Work to complete: Locate the word "legend" in the material, then show every line that holds it.
━━━ Material for this exercise ━━━
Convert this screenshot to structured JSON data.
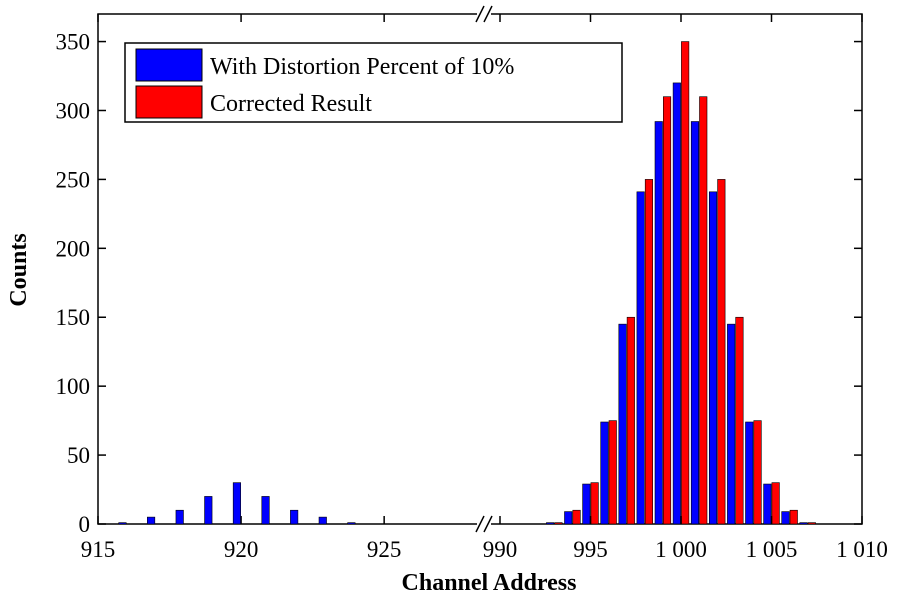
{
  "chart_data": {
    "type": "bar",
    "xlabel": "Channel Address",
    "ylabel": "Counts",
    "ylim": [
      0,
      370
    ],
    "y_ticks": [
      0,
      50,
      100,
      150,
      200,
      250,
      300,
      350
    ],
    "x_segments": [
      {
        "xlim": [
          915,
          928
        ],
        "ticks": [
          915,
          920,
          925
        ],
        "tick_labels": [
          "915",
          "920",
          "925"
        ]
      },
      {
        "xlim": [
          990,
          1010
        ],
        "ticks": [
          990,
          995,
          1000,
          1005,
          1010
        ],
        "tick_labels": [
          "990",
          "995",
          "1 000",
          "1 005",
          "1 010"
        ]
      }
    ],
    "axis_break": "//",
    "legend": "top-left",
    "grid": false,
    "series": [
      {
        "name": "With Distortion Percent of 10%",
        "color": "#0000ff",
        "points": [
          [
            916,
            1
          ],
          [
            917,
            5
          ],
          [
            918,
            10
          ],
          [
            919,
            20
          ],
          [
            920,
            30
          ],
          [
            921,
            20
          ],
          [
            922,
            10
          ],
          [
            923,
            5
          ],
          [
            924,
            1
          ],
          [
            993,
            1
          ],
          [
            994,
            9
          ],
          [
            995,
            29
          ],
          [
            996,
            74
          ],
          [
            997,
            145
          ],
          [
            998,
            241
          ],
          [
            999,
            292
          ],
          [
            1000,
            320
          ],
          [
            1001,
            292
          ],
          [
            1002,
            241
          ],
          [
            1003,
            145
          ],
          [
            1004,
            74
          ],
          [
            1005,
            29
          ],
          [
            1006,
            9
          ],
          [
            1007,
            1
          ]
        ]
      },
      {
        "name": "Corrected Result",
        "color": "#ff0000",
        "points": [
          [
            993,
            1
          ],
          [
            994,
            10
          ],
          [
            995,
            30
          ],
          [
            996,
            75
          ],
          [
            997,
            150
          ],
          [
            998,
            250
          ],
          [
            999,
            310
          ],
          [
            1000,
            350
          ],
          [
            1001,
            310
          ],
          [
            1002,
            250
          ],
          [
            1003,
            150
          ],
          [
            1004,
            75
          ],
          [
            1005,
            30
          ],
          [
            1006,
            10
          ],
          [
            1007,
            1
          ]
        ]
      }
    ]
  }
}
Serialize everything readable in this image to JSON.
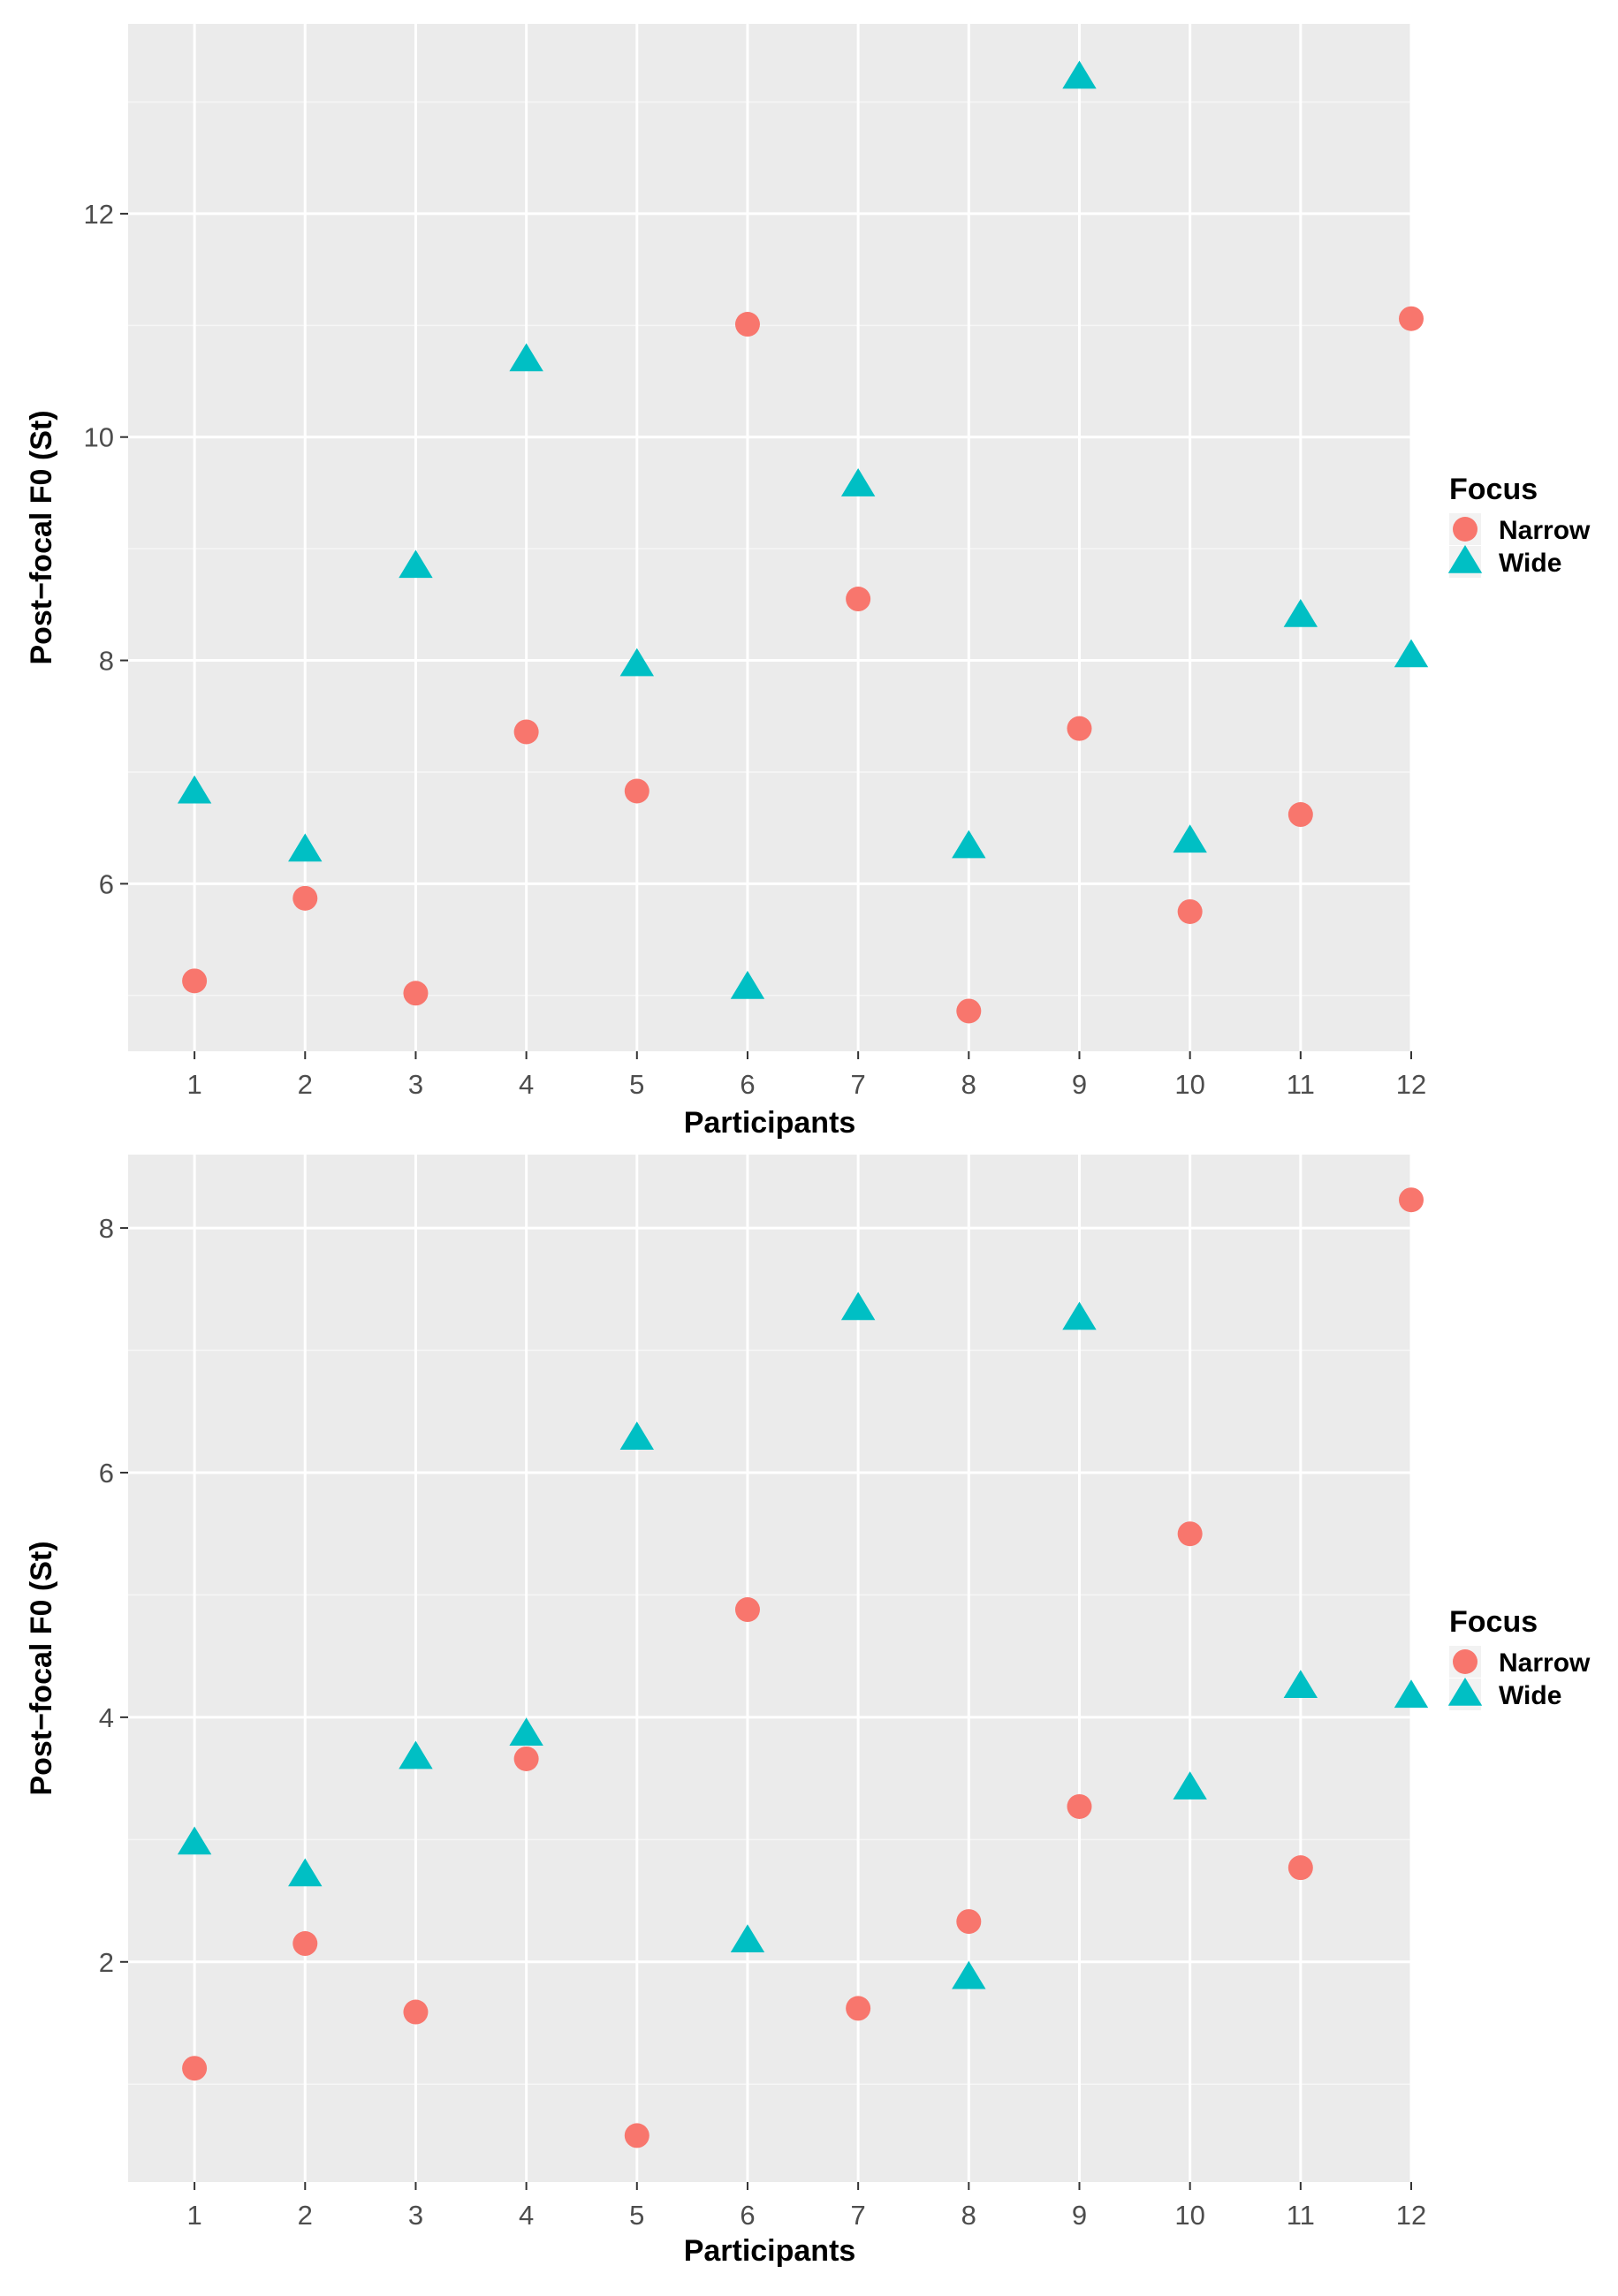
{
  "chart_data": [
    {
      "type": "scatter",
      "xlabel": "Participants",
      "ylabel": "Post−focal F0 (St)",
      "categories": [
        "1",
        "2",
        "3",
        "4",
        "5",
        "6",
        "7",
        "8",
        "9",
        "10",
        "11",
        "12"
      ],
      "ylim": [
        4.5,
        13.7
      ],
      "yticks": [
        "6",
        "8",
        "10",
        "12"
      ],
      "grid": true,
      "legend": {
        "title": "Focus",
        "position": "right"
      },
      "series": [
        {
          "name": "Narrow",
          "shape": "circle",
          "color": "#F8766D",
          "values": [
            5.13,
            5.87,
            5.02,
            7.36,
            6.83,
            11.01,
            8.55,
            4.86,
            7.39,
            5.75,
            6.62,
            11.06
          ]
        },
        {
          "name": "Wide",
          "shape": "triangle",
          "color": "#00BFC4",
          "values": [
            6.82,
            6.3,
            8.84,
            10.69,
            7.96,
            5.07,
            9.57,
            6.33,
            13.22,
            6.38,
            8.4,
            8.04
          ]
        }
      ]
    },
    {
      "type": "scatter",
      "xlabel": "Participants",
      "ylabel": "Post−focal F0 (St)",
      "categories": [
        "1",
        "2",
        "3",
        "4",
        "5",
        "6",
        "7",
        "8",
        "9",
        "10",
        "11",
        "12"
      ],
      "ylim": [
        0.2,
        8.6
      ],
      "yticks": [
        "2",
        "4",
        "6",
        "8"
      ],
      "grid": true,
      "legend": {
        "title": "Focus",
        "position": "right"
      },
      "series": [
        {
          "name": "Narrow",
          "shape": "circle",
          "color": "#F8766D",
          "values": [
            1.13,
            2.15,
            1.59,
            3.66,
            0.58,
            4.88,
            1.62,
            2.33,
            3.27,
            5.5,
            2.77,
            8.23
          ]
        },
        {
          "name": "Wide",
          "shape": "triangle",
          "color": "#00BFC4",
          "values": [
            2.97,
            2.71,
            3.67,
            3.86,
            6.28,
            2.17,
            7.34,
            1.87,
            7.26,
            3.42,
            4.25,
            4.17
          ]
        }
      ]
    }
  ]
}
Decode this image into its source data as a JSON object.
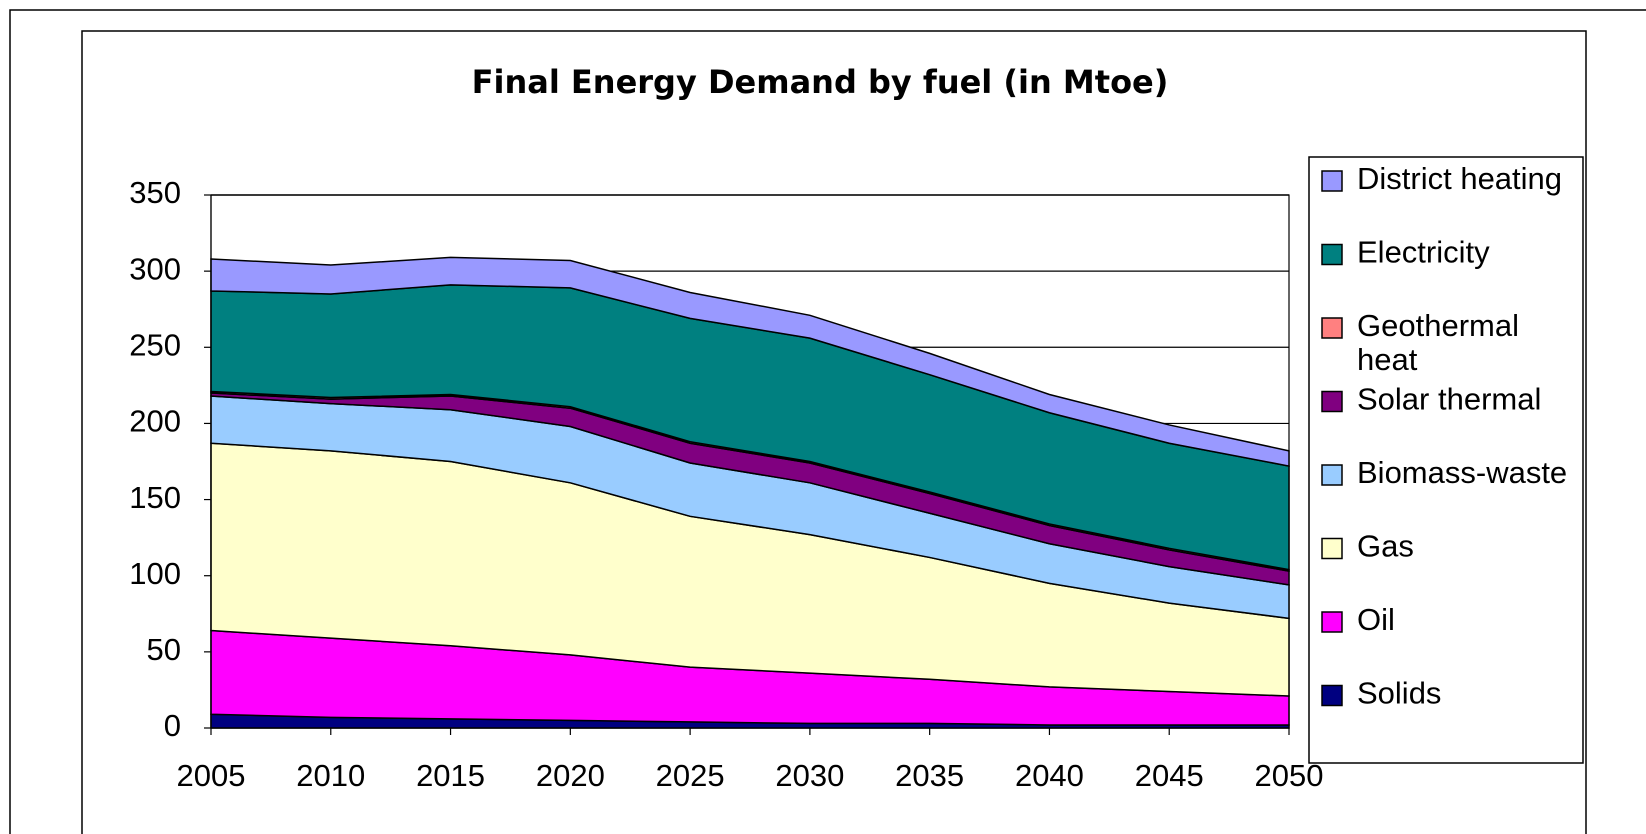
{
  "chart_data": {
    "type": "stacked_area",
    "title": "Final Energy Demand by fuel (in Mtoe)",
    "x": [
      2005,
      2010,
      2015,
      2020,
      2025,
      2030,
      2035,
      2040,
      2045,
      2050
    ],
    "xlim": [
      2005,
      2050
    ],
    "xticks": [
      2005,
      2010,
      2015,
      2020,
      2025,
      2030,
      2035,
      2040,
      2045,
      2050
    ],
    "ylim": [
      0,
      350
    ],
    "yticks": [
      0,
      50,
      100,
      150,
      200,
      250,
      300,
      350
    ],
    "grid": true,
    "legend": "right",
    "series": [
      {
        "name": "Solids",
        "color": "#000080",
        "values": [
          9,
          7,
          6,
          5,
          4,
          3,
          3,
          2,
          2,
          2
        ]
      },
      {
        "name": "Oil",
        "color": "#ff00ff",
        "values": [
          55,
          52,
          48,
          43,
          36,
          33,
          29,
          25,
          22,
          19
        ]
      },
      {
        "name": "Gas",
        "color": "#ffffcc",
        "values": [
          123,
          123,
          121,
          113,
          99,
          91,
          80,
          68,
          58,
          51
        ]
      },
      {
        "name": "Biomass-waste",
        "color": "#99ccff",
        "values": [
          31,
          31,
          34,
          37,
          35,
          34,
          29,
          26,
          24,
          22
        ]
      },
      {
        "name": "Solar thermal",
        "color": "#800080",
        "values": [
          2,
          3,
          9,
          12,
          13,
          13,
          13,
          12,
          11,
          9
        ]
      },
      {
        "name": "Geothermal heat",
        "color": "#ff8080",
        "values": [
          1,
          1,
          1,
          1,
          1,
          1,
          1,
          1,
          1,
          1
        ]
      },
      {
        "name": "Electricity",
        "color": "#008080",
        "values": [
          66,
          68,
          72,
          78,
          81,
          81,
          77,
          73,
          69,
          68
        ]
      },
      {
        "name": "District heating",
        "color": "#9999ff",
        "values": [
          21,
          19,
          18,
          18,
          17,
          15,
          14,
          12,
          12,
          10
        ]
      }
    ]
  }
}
━━━
Worked solution:
    "legend": "top-left",
      "legend": {
      "legend": {
    "legend": "right",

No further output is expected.